**YOUR INSTRUCTIONS:** Set down each line of the material that follows, exactly, with no pictures.

Figure collection entries
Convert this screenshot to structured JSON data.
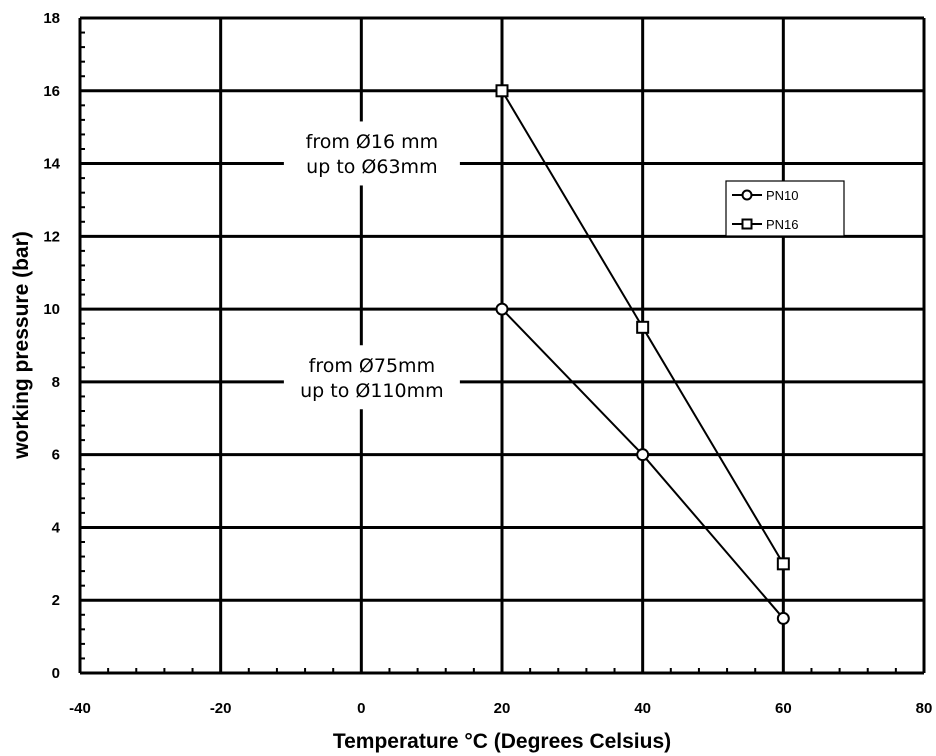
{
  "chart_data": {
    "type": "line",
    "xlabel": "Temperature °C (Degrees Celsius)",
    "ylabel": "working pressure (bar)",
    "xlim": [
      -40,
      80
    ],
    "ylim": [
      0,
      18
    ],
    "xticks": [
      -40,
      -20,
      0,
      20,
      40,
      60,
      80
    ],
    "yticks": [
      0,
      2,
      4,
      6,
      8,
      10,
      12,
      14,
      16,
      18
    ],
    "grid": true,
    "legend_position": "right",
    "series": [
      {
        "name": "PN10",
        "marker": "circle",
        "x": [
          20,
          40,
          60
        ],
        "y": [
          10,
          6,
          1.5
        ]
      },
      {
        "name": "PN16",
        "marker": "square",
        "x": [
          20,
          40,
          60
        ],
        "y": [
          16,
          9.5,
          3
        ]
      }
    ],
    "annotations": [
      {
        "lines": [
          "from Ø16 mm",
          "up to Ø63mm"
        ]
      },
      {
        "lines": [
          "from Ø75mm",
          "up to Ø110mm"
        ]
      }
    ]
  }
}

**RESPONSE TO THE EXERCISE:**
Convert this screenshot to structured JSON data.
{
  "chart_data": {
    "type": "line",
    "xlabel": "Temperature °C (Degrees Celsius)",
    "ylabel": "working pressure (bar)",
    "xlim": [
      -40,
      80
    ],
    "ylim": [
      0,
      18
    ],
    "xticks": [
      -40,
      -20,
      0,
      20,
      40,
      60,
      80
    ],
    "yticks": [
      0,
      2,
      4,
      6,
      8,
      10,
      12,
      14,
      16,
      18
    ],
    "grid": true,
    "legend_position": "right",
    "series": [
      {
        "name": "PN10",
        "marker": "circle",
        "x": [
          20,
          40,
          60
        ],
        "y": [
          10,
          6,
          1.5
        ]
      },
      {
        "name": "PN16",
        "marker": "square",
        "x": [
          20,
          40,
          60
        ],
        "y": [
          16,
          9.5,
          3
        ]
      }
    ],
    "annotations": [
      {
        "lines": [
          "from Ø16 mm",
          "up to Ø63mm"
        ]
      },
      {
        "lines": [
          "from Ø75mm",
          "up to Ø110mm"
        ]
      }
    ]
  }
}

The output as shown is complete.